[Dataset records on visual material]
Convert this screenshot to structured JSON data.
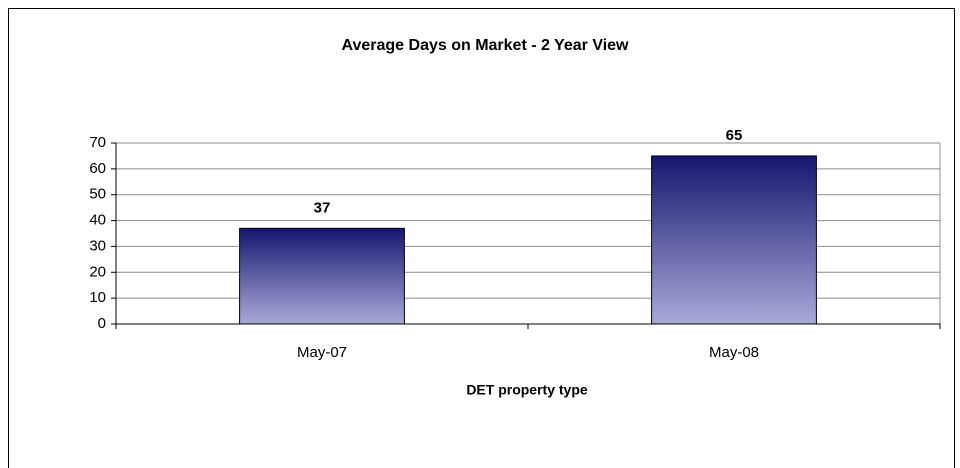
{
  "chart_data": {
    "type": "bar",
    "title": "Average Days on Market - 2 Year View",
    "x_label": "DET property type",
    "categories": [
      "May-07",
      "May-08"
    ],
    "values": [
      37,
      65
    ],
    "gradient": [
      "#16166f",
      "#a9a9d9"
    ],
    "ylim": [
      0,
      70
    ],
    "yticks": [
      0,
      10,
      20,
      30,
      40,
      50,
      60,
      70
    ],
    "grid": true
  }
}
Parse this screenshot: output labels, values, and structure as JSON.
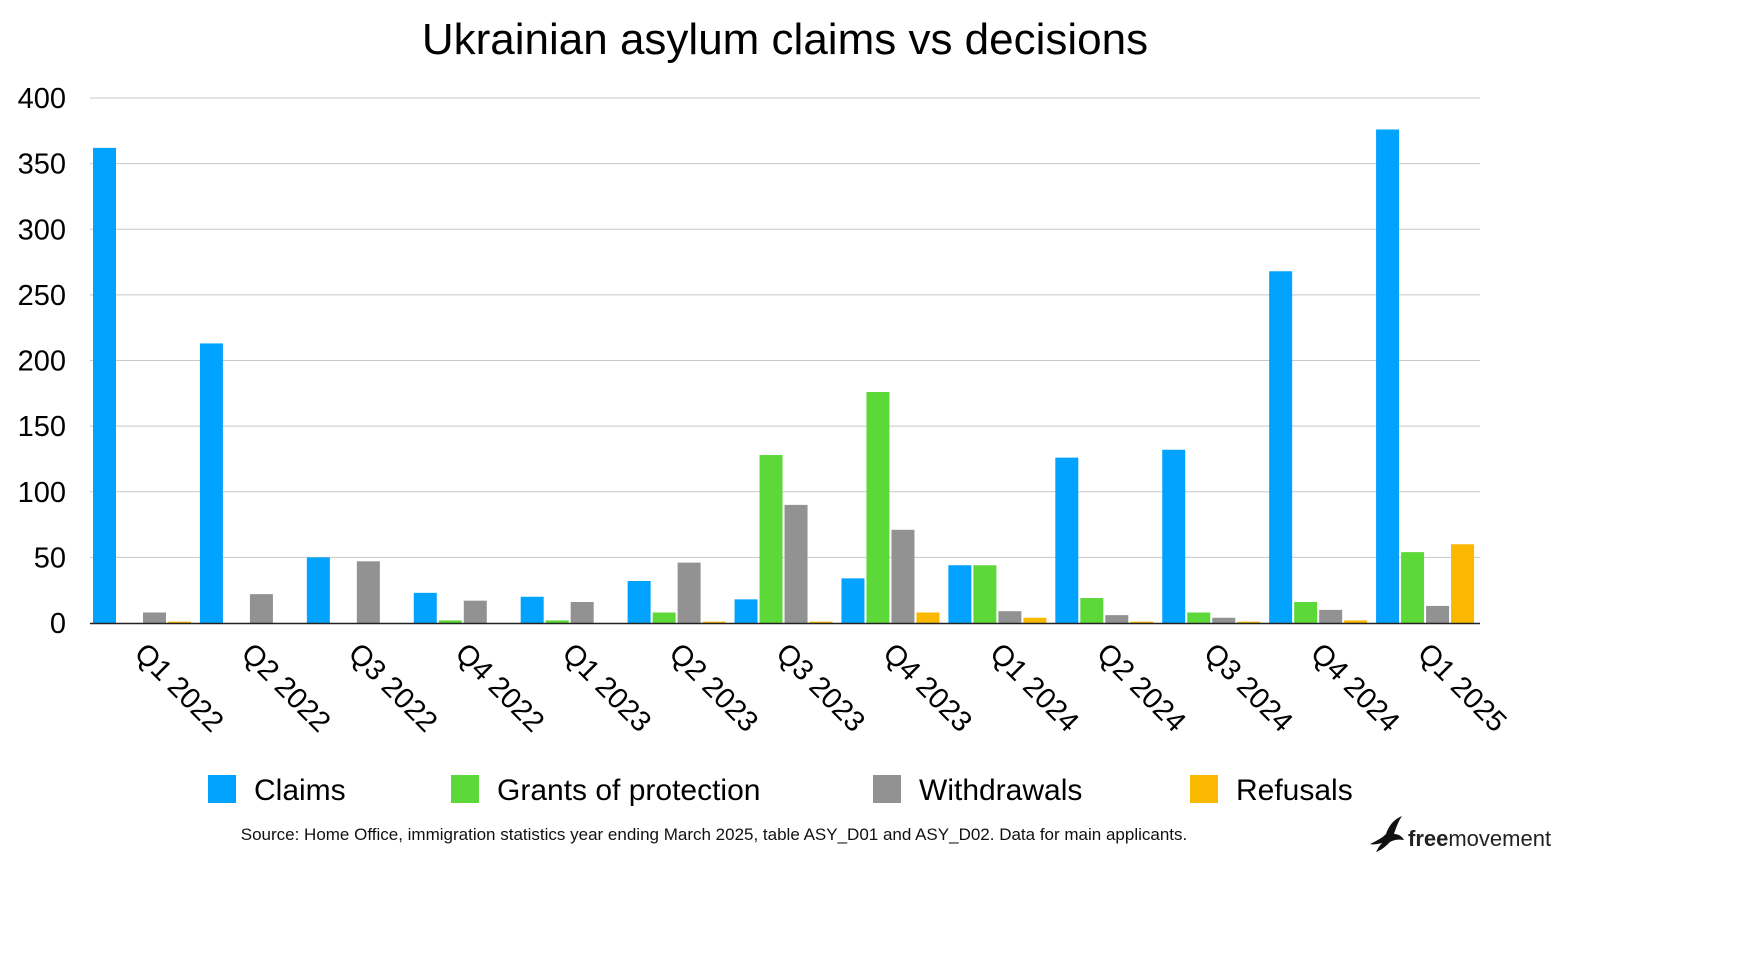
{
  "chart_data": {
    "type": "bar",
    "title": "Ukrainian asylum claims vs decisions",
    "xlabel": "",
    "ylabel": "",
    "ylim": [
      0,
      400
    ],
    "yticks": [
      "0",
      "50",
      "100",
      "150",
      "200",
      "250",
      "300",
      "350",
      "400"
    ],
    "grid": true,
    "legend_position": "bottom",
    "categories": [
      "Q1 2022",
      "Q2 2022",
      "Q3 2022",
      "Q4 2022",
      "Q1 2023",
      "Q2 2023",
      "Q3 2023",
      "Q4 2023",
      "Q1 2024",
      "Q2 2024",
      "Q3 2024",
      "Q4 2024",
      "Q1 2025"
    ],
    "series": [
      {
        "name": "Claims",
        "color": "#02a2ff",
        "values": [
          362,
          213,
          50,
          23,
          20,
          32,
          18,
          34,
          44,
          126,
          132,
          268,
          376
        ]
      },
      {
        "name": "Grants of protection",
        "color": "#5dd839",
        "values": [
          0,
          0,
          0,
          2,
          2,
          8,
          128,
          176,
          44,
          19,
          8,
          16,
          54
        ]
      },
      {
        "name": "Withdrawals",
        "color": "#929292",
        "values": [
          8,
          22,
          47,
          17,
          16,
          46,
          90,
          71,
          9,
          6,
          4,
          10,
          13
        ]
      },
      {
        "name": "Refusals",
        "color": "#fab900",
        "values": [
          1,
          0,
          0,
          0,
          0,
          1,
          1,
          8,
          4,
          1,
          1,
          2,
          60
        ]
      }
    ],
    "source": "Source: Home Office, immigration statistics year ending March 2025, table ASY_D01 and ASY_D02. Data for main applicants."
  },
  "branding": {
    "logo_part1": "free",
    "logo_part2": "movement",
    "logo_icon": "bird-icon"
  }
}
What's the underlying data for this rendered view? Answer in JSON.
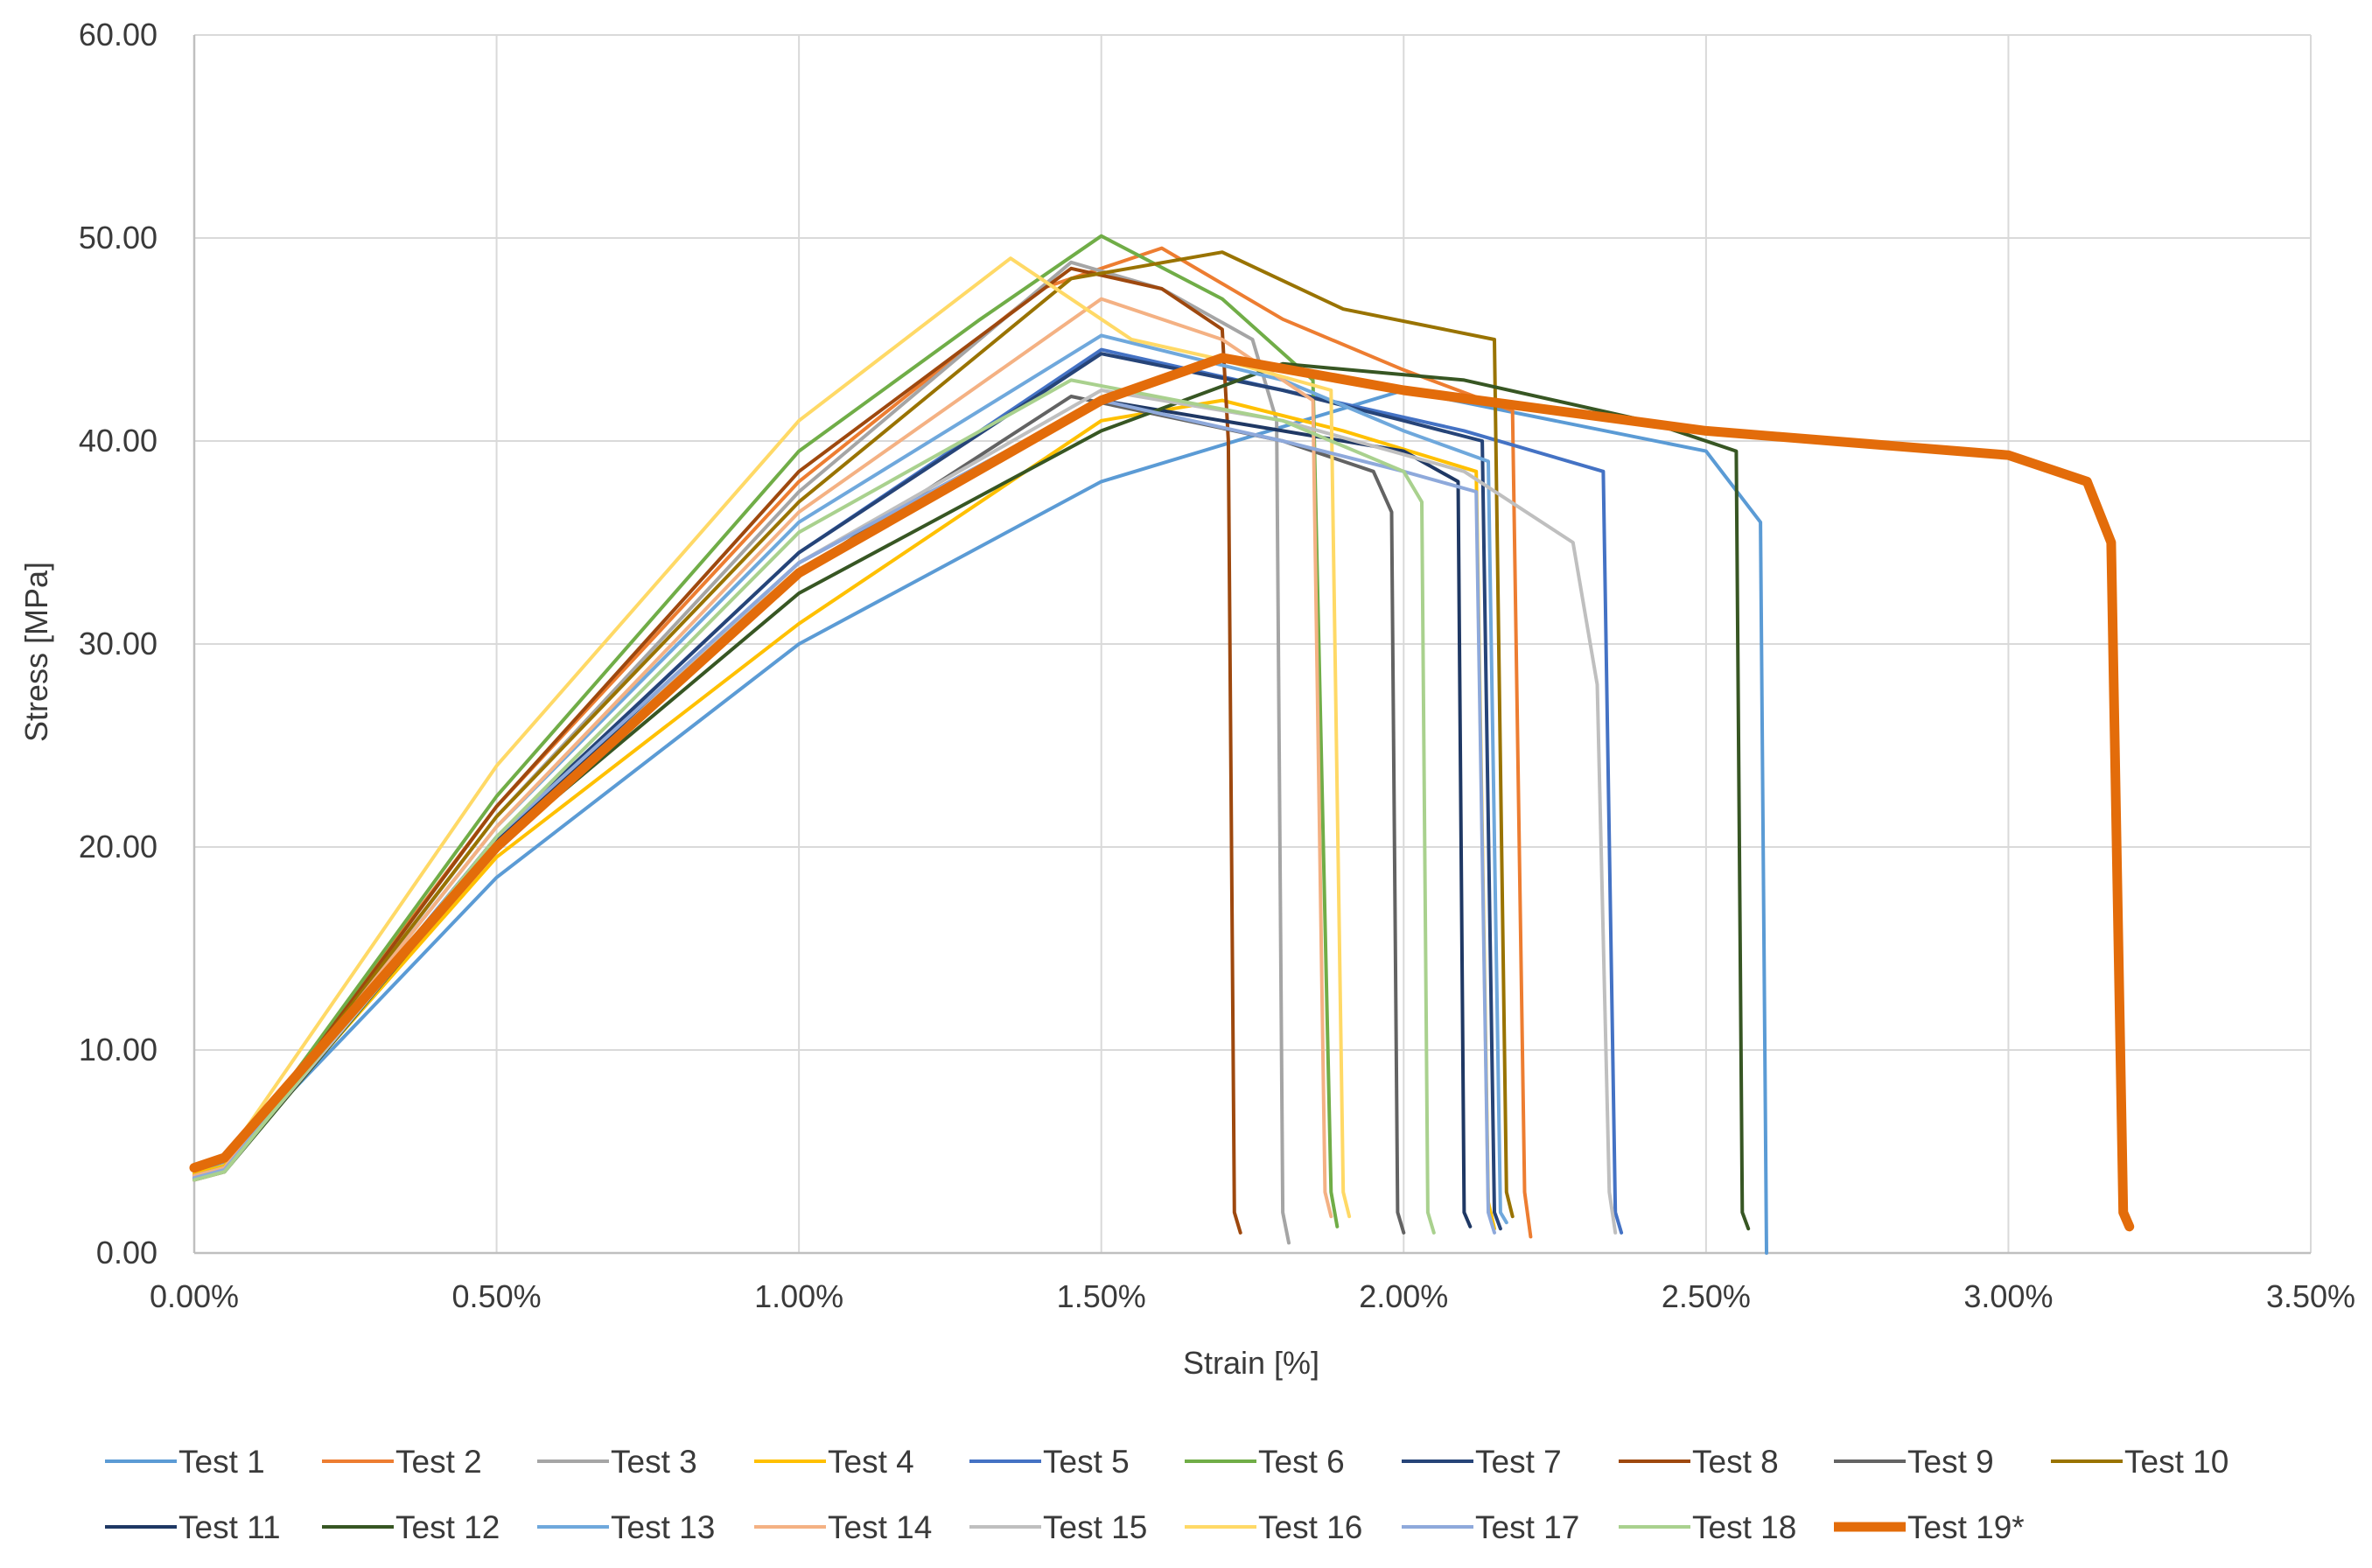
{
  "chart_data": {
    "type": "line",
    "title": "",
    "xlabel": "Strain [%]",
    "ylabel": "Stress [MPa]",
    "xlim": [
      0,
      3.5
    ],
    "ylim": [
      0,
      60
    ],
    "grid": true,
    "legend_position": "bottom",
    "x_ticks": [
      0,
      0.5,
      1.0,
      1.5,
      2.0,
      2.5,
      3.0,
      3.5
    ],
    "x_tick_labels": [
      "0.00%",
      "0.50%",
      "1.00%",
      "1.50%",
      "2.00%",
      "2.50%",
      "3.00%",
      "3.50%"
    ],
    "y_ticks": [
      0,
      10,
      20,
      30,
      40,
      50,
      60
    ],
    "y_tick_labels": [
      "0.00",
      "10.00",
      "20.00",
      "30.00",
      "40.00",
      "50.00",
      "60.00"
    ],
    "series": [
      {
        "name": "Test 1",
        "color": "#5B9BD5",
        "x": [
          0,
          0.05,
          0.5,
          1.0,
          1.5,
          2.0,
          2.5,
          2.59,
          2.6
        ],
        "y": [
          4.0,
          4.5,
          18.5,
          30.0,
          38.0,
          42.5,
          39.5,
          36.0,
          0
        ]
      },
      {
        "name": "Test 2",
        "color": "#ED7D31",
        "x": [
          0,
          0.05,
          0.5,
          1.0,
          1.4,
          1.6,
          1.8,
          2.0,
          2.18,
          2.2,
          2.21
        ],
        "y": [
          3.8,
          4.3,
          22.0,
          38.0,
          47.5,
          49.5,
          46.0,
          43.5,
          41.5,
          3.0,
          0.8
        ]
      },
      {
        "name": "Test 3",
        "color": "#A5A5A5",
        "x": [
          0,
          0.05,
          0.5,
          1.0,
          1.45,
          1.6,
          1.75,
          1.79,
          1.8,
          1.81
        ],
        "y": [
          3.6,
          4.0,
          21.5,
          37.5,
          48.8,
          47.5,
          45.0,
          41.0,
          2.0,
          0.5
        ]
      },
      {
        "name": "Test 4",
        "color": "#FFC000",
        "x": [
          0,
          0.05,
          0.5,
          1.0,
          1.5,
          1.7,
          1.9,
          2.12,
          2.14,
          2.15
        ],
        "y": [
          3.9,
          4.3,
          19.5,
          31.0,
          41.0,
          42.0,
          40.5,
          38.5,
          2.5,
          1.2
        ]
      },
      {
        "name": "Test 5",
        "color": "#4472C4",
        "x": [
          0,
          0.05,
          0.5,
          1.0,
          1.5,
          1.8,
          2.1,
          2.33,
          2.35,
          2.36
        ],
        "y": [
          3.8,
          4.2,
          20.5,
          34.5,
          44.5,
          42.5,
          40.5,
          38.5,
          2.0,
          1.0
        ]
      },
      {
        "name": "Test 6",
        "color": "#70AD47",
        "x": [
          0,
          0.05,
          0.5,
          1.0,
          1.3,
          1.5,
          1.7,
          1.85,
          1.88,
          1.89
        ],
        "y": [
          3.7,
          4.1,
          22.5,
          39.5,
          46.0,
          50.1,
          47.0,
          43.0,
          3.0,
          1.3
        ]
      },
      {
        "name": "Test 7",
        "color": "#264478",
        "x": [
          0,
          0.05,
          0.5,
          1.0,
          1.5,
          1.8,
          2.0,
          2.13,
          2.15,
          2.16
        ],
        "y": [
          3.7,
          4.1,
          20.5,
          34.5,
          44.3,
          42.5,
          41.0,
          40.0,
          2.0,
          1.2
        ]
      },
      {
        "name": "Test 8",
        "color": "#9E480E",
        "x": [
          0,
          0.05,
          0.5,
          1.0,
          1.45,
          1.6,
          1.7,
          1.71,
          1.72,
          1.73
        ],
        "y": [
          3.6,
          4.0,
          22.0,
          38.5,
          48.5,
          47.5,
          45.5,
          40.0,
          2.0,
          1.0
        ]
      },
      {
        "name": "Test 9",
        "color": "#636363",
        "x": [
          0,
          0.05,
          0.5,
          1.0,
          1.45,
          1.8,
          1.95,
          1.98,
          1.99,
          2.0
        ],
        "y": [
          3.7,
          4.1,
          20.0,
          33.5,
          42.2,
          40.0,
          38.5,
          36.5,
          2.0,
          1.0
        ]
      },
      {
        "name": "Test 10",
        "color": "#997300",
        "x": [
          0,
          0.05,
          0.5,
          1.0,
          1.45,
          1.7,
          1.9,
          2.15,
          2.17,
          2.18
        ],
        "y": [
          3.7,
          4.1,
          21.5,
          37.0,
          48.0,
          49.3,
          46.5,
          45.0,
          3.0,
          1.8
        ]
      },
      {
        "name": "Test 11",
        "color": "#1F3864",
        "x": [
          0,
          0.05,
          0.5,
          1.0,
          1.5,
          1.8,
          2.0,
          2.09,
          2.1,
          2.11
        ],
        "y": [
          3.7,
          4.1,
          20.3,
          34.0,
          42.0,
          40.5,
          39.5,
          38.0,
          2.0,
          1.3
        ]
      },
      {
        "name": "Test 12",
        "color": "#375623",
        "x": [
          0,
          0.05,
          0.5,
          1.0,
          1.5,
          1.8,
          2.1,
          2.4,
          2.55,
          2.56,
          2.57
        ],
        "y": [
          3.7,
          4.0,
          20.0,
          32.5,
          40.5,
          43.8,
          43.0,
          41.0,
          39.5,
          2.0,
          1.2
        ]
      },
      {
        "name": "Test 13",
        "color": "#6FA8DC",
        "x": [
          0,
          0.05,
          0.5,
          1.0,
          1.5,
          1.8,
          2.0,
          2.14,
          2.16,
          2.17
        ],
        "y": [
          3.8,
          4.2,
          21.0,
          36.0,
          45.2,
          43.0,
          40.5,
          39.0,
          2.0,
          1.5
        ]
      },
      {
        "name": "Test 14",
        "color": "#F4B183",
        "x": [
          0,
          0.05,
          0.5,
          1.0,
          1.5,
          1.7,
          1.85,
          1.87,
          1.88
        ],
        "y": [
          3.8,
          4.2,
          21.0,
          36.5,
          47.0,
          45.0,
          42.0,
          3.0,
          1.8
        ]
      },
      {
        "name": "Test 15",
        "color": "#BFBFBF",
        "x": [
          0,
          0.05,
          0.5,
          1.0,
          1.5,
          1.8,
          2.1,
          2.28,
          2.32,
          2.34,
          2.35
        ],
        "y": [
          3.7,
          4.1,
          20.0,
          34.0,
          42.5,
          41.0,
          38.5,
          35.0,
          28.0,
          3.0,
          1.0
        ]
      },
      {
        "name": "Test 16",
        "color": "#FFD966",
        "x": [
          0,
          0.05,
          0.5,
          1.0,
          1.35,
          1.55,
          1.7,
          1.88,
          1.9,
          1.91
        ],
        "y": [
          4.2,
          4.6,
          24.0,
          41.0,
          49.0,
          45.0,
          44.0,
          42.5,
          3.0,
          1.8
        ]
      },
      {
        "name": "Test 17",
        "color": "#8EA9DB",
        "x": [
          0,
          0.05,
          0.5,
          1.0,
          1.5,
          1.8,
          2.0,
          2.12,
          2.14,
          2.15
        ],
        "y": [
          3.7,
          4.1,
          20.5,
          34.0,
          42.0,
          40.0,
          38.5,
          37.5,
          2.0,
          1.0
        ]
      },
      {
        "name": "Test 18",
        "color": "#A9D18E",
        "x": [
          0,
          0.05,
          0.5,
          1.0,
          1.45,
          1.8,
          2.0,
          2.03,
          2.04,
          2.05
        ],
        "y": [
          3.6,
          4.0,
          20.5,
          35.5,
          43.0,
          41.0,
          38.5,
          37.0,
          2.0,
          1.0
        ]
      },
      {
        "name": "Test 19*",
        "color": "#E36C0A",
        "bold": true,
        "x": [
          0,
          0.05,
          0.5,
          1.0,
          1.5,
          1.7,
          2.0,
          2.5,
          3.0,
          3.13,
          3.17,
          3.19,
          3.2
        ],
        "y": [
          4.2,
          4.7,
          20.0,
          33.5,
          42.0,
          44.1,
          42.5,
          40.5,
          39.3,
          38.0,
          35.0,
          2.0,
          1.3
        ]
      }
    ]
  }
}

• [Work to do] Return a copy of every line that includes the word "JSON".

• [The answer]
Convert this screenshot to structured JSON data.
Parse this screenshot: output labels, values, and structure as JSON.
What's the underlying data for this rendered view? Answer in JSON.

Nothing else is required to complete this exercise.